**Instructions for the task:** Find and copy every line in the records that includes the string "Włodzimierz".

═══ Rows ═══

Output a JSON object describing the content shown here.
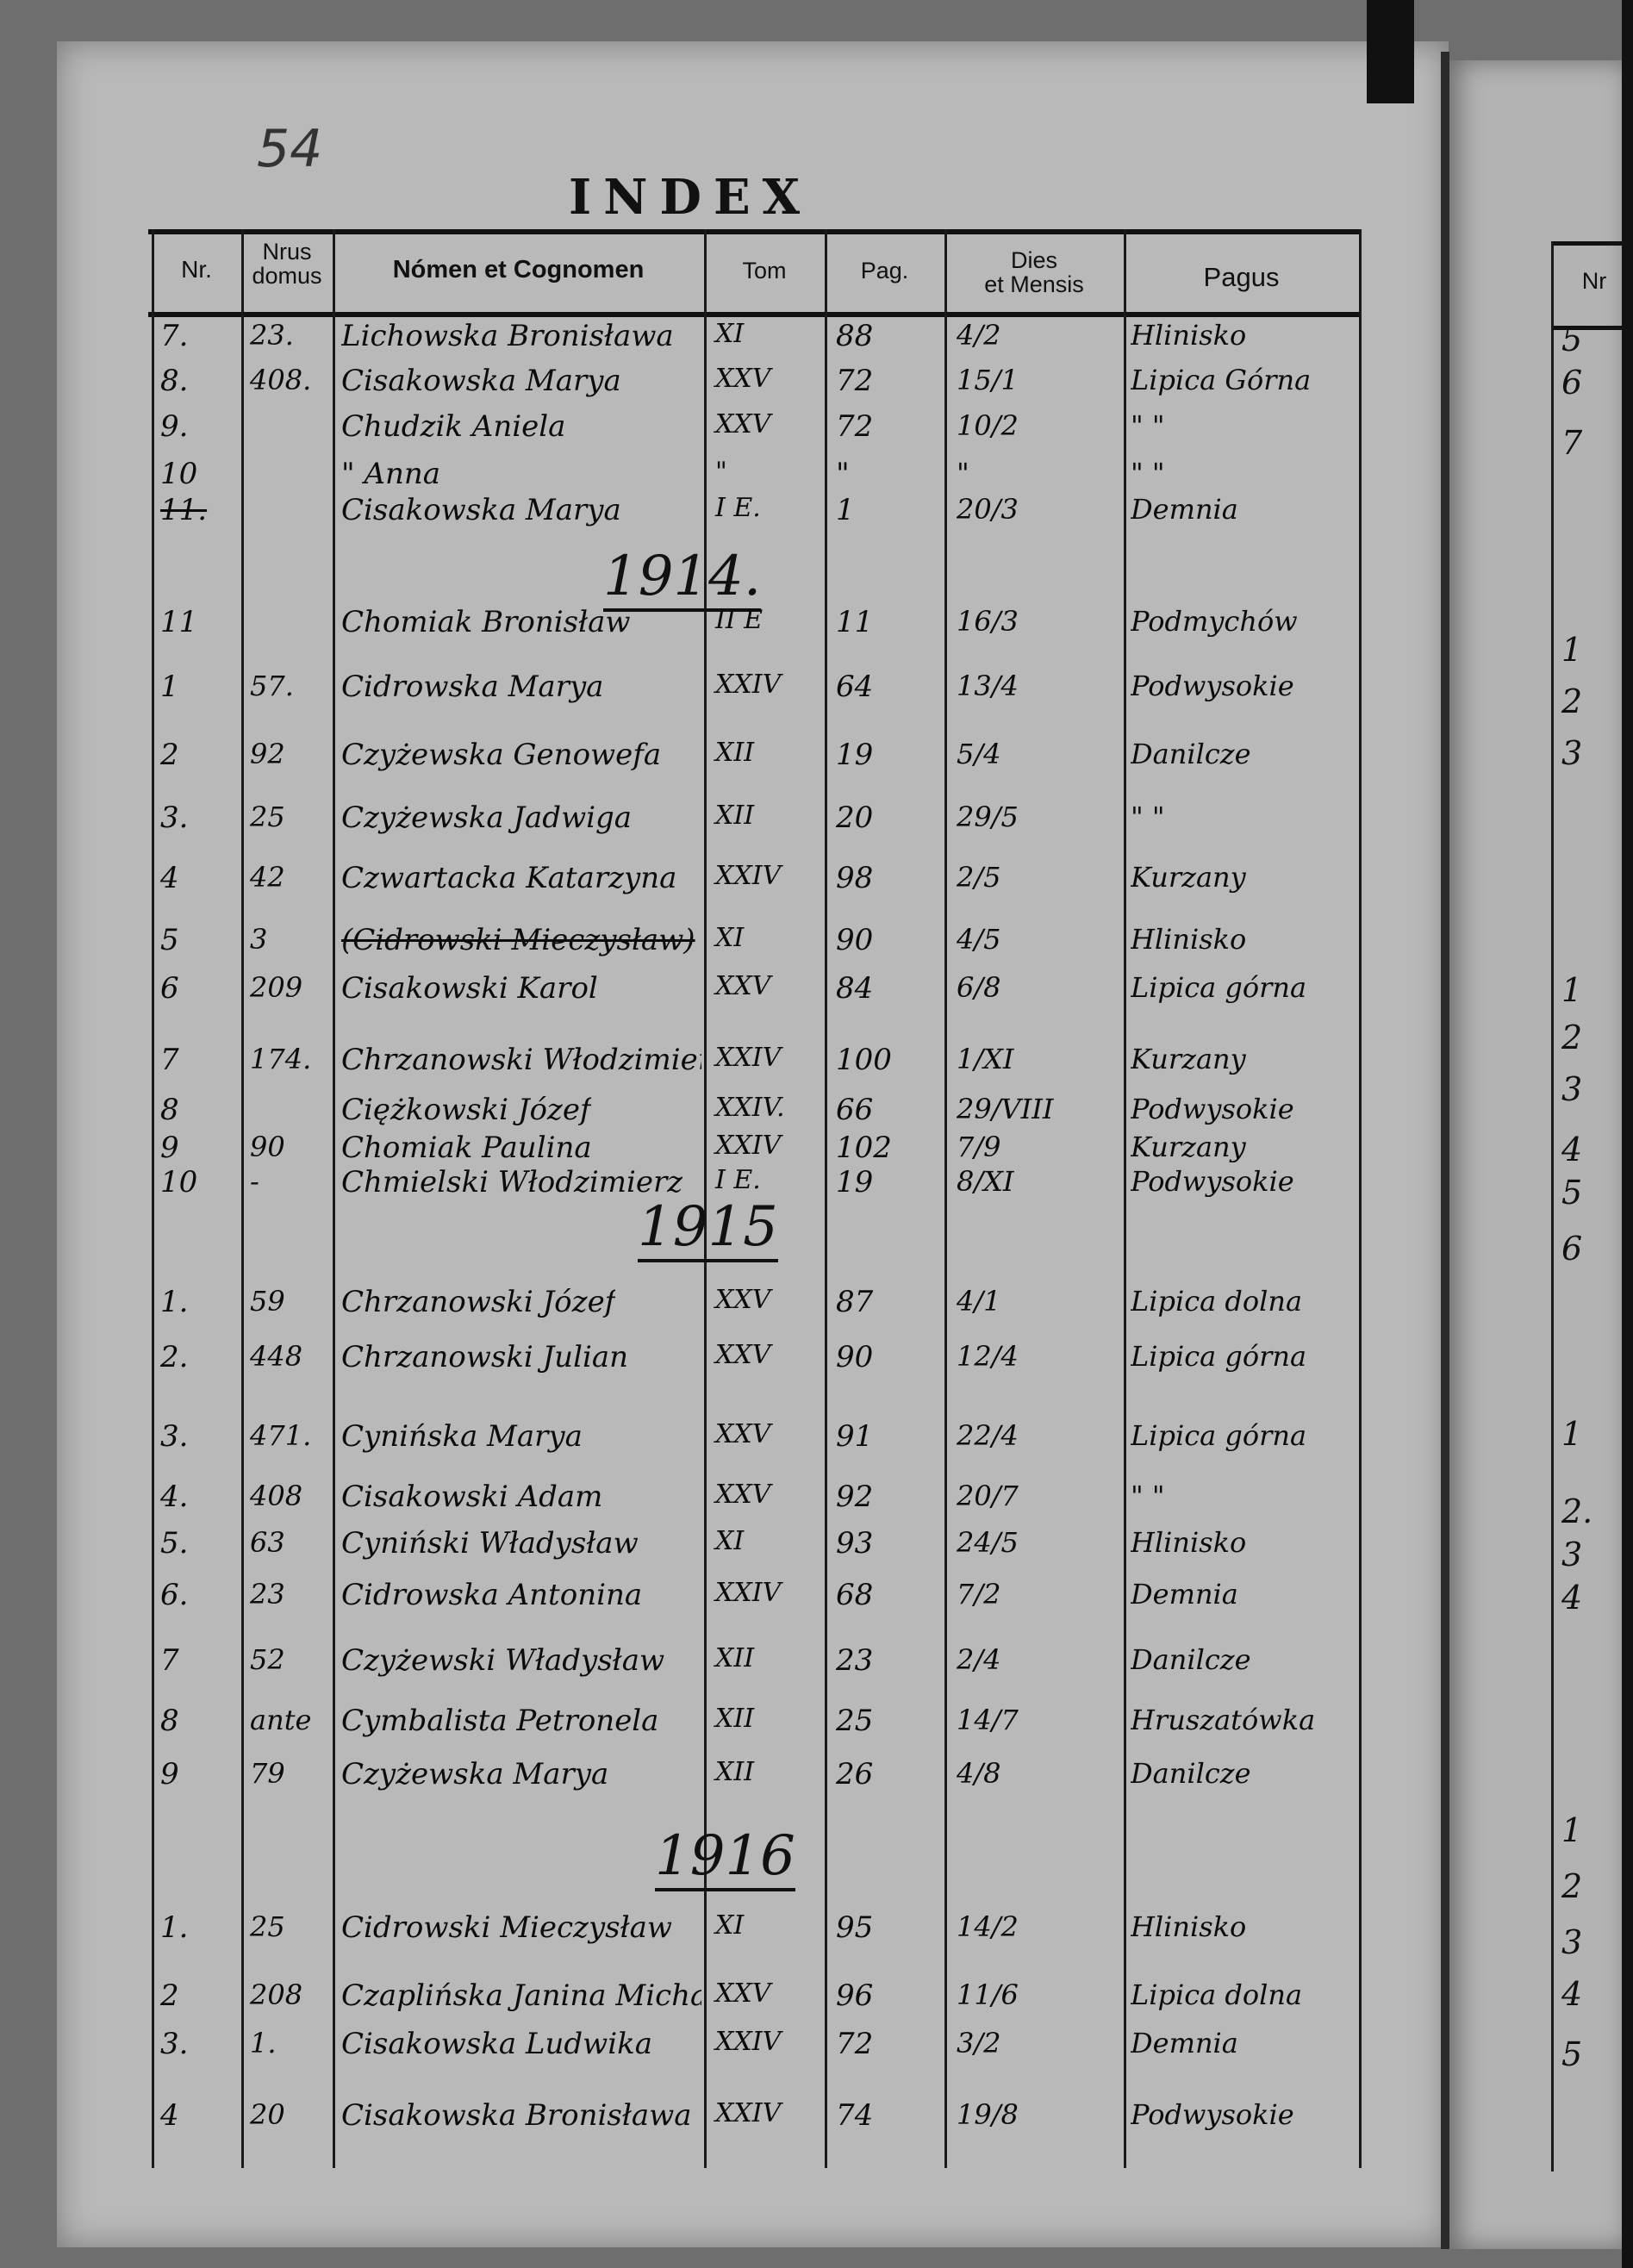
{
  "folio_number": "54",
  "title": "INDEX",
  "headers": {
    "nr": "Nr.",
    "domus_line1": "Nrus",
    "domus_line2": "domus",
    "nomen": "Nómen et Cognomen",
    "tom": "Tom",
    "pag": "Pag.",
    "dies_line1": "Dies",
    "dies_line2": "et Mensis",
    "pagus": "Pagus"
  },
  "rows": [
    {
      "nr": "7.",
      "domus": "23.",
      "name": "Lichowska Bronisława",
      "tom": "XI",
      "pag": "88",
      "dies": "4/2",
      "pagus": "Hlinisko"
    },
    {
      "nr": "8.",
      "domus": "408.",
      "name": "Cisakowska Marya",
      "tom": "XXV",
      "pag": "72",
      "dies": "15/1",
      "pagus": "Lipica Górna"
    },
    {
      "nr": "9.",
      "domus": "",
      "name": "Chudzik Aniela",
      "tom": "XXV",
      "pag": "72",
      "dies": "10/2",
      "pagus": "\"   \""
    },
    {
      "nr": "10",
      "domus": "",
      "name": "\"   Anna",
      "tom": "\"",
      "pag": "\"",
      "dies": "\"",
      "pagus": "\"   \""
    },
    {
      "nr": "11.",
      "domus": "",
      "name": "Cisakowska Marya",
      "tom": "I E.",
      "pag": "1",
      "dies": "20/3",
      "pagus": "Demnia"
    },
    {
      "year": "1914."
    },
    {
      "nr": "11",
      "domus": "",
      "name": "Chomiak Bronisław",
      "tom": "II E",
      "pag": "11",
      "dies": "16/3",
      "pagus": "Podmychów"
    },
    {
      "nr": "1",
      "domus": "57.",
      "name": "Cidrowska Marya",
      "tom": "XXIV",
      "pag": "64",
      "dies": "13/4",
      "pagus": "Podwysokie"
    },
    {
      "nr": "2",
      "domus": "92",
      "name": "Czyżewska Genowefa",
      "tom": "XII",
      "pag": "19",
      "dies": "5/4",
      "pagus": "Danilcze"
    },
    {
      "nr": "3.",
      "domus": "25",
      "name": "Czyżewska Jadwiga",
      "tom": "XII",
      "pag": "20",
      "dies": "29/5",
      "pagus": "\" \""
    },
    {
      "nr": "4",
      "domus": "42",
      "name": "Czwartacka Katarzyna",
      "tom": "XXIV",
      "pag": "98",
      "dies": "2/5",
      "pagus": "Kurzany"
    },
    {
      "nr": "5",
      "domus": "3",
      "name": "(Cidrowski Mieczysław)",
      "tom": "XI",
      "pag": "90",
      "dies": "4/5",
      "pagus": "Hlinisko"
    },
    {
      "nr": "6",
      "domus": "209",
      "name": "Cisakowski Karol",
      "tom": "XXV",
      "pag": "84",
      "dies": "6/8",
      "pagus": "Lipica górna"
    },
    {
      "nr": "7",
      "domus": "174.",
      "name": "Chrzanowski Włodzimierz",
      "tom": "XXIV",
      "pag": "100",
      "dies": "1/XI",
      "pagus": "Kurzany"
    },
    {
      "nr": "8",
      "domus": "",
      "name": "Ciężkowski Józef",
      "tom": "XXIV.",
      "pag": "66",
      "dies": "29/VIII",
      "pagus": "Podwysokie"
    },
    {
      "nr": "9",
      "domus": "90",
      "name": "Chomiak Paulina",
      "tom": "XXIV",
      "pag": "102",
      "dies": "7/9",
      "pagus": "Kurzany"
    },
    {
      "nr": "10",
      "domus": "-",
      "name": "Chmielski Włodzimierz",
      "tom": "I E.",
      "pag": "19",
      "dies": "8/XI",
      "pagus": "Podwysokie"
    },
    {
      "year": "1915"
    },
    {
      "nr": "1.",
      "domus": "59",
      "name": "Chrzanowski Józef",
      "tom": "XXV",
      "pag": "87",
      "dies": "4/1",
      "pagus": "Lipica dolna"
    },
    {
      "nr": "2.",
      "domus": "448",
      "name": "Chrzanowski Julian",
      "tom": "XXV",
      "pag": "90",
      "dies": "12/4",
      "pagus": "Lipica górna"
    },
    {
      "nr": "3.",
      "domus": "471.",
      "name": "Cynińska Marya",
      "tom": "XXV",
      "pag": "91",
      "dies": "22/4",
      "pagus": "Lipica górna"
    },
    {
      "nr": "4.",
      "domus": "408",
      "name": "Cisakowski Adam",
      "tom": "XXV",
      "pag": "92",
      "dies": "20/7",
      "pagus": "\"   \""
    },
    {
      "nr": "5.",
      "domus": "63",
      "name": "Cyniński Władysław",
      "tom": "XI",
      "pag": "93",
      "dies": "24/5",
      "pagus": "Hlinisko"
    },
    {
      "nr": "6.",
      "domus": "23",
      "name": "Cidrowska Antonina",
      "tom": "XXIV",
      "pag": "68",
      "dies": "7/2",
      "pagus": "Demnia"
    },
    {
      "nr": "7",
      "domus": "52",
      "name": "Czyżewski Władysław",
      "tom": "XII",
      "pag": "23",
      "dies": "2/4",
      "pagus": "Danilcze"
    },
    {
      "nr": "8",
      "domus": "ante",
      "name": "Cymbalista Petronela",
      "tom": "XII",
      "pag": "25",
      "dies": "14/7",
      "pagus": "Hruszatówka"
    },
    {
      "nr": "9",
      "domus": "79",
      "name": "Czyżewska Marya",
      "tom": "XII",
      "pag": "26",
      "dies": "4/8",
      "pagus": "Danilcze"
    },
    {
      "year": "1916"
    },
    {
      "nr": "1.",
      "domus": "25",
      "name": "Cidrowski Mieczysław",
      "tom": "XI",
      "pag": "95",
      "dies": "14/2",
      "pagus": "Hlinisko"
    },
    {
      "nr": "2",
      "domus": "208",
      "name": "Czaplińska Janina Michalina",
      "tom": "XXV",
      "pag": "96",
      "dies": "11/6",
      "pagus": "Lipica dolna"
    },
    {
      "nr": "3.",
      "domus": "1.",
      "name": "Cisakowska Ludwika",
      "tom": "XXIV",
      "pag": "72",
      "dies": "3/2",
      "pagus": "Demnia"
    },
    {
      "nr": "4",
      "domus": "20",
      "name": "Cisakowska Bronisława",
      "tom": "XXIV",
      "pag": "74",
      "dies": "19/8",
      "pagus": "Podwysokie"
    }
  ],
  "right_page": {
    "header_nr": "Nr",
    "numbers": [
      "5",
      "6",
      "7",
      "1",
      "2",
      "3",
      "1",
      "2",
      "3",
      "4",
      "5",
      "6",
      "1",
      "2.",
      "3",
      "4",
      "1",
      "2",
      "3",
      "4",
      "5"
    ]
  }
}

═══

**Written solution:**
      "name": "Chrzanowski Włodzimierz",
      "name": "Chmielski Włodzimierz",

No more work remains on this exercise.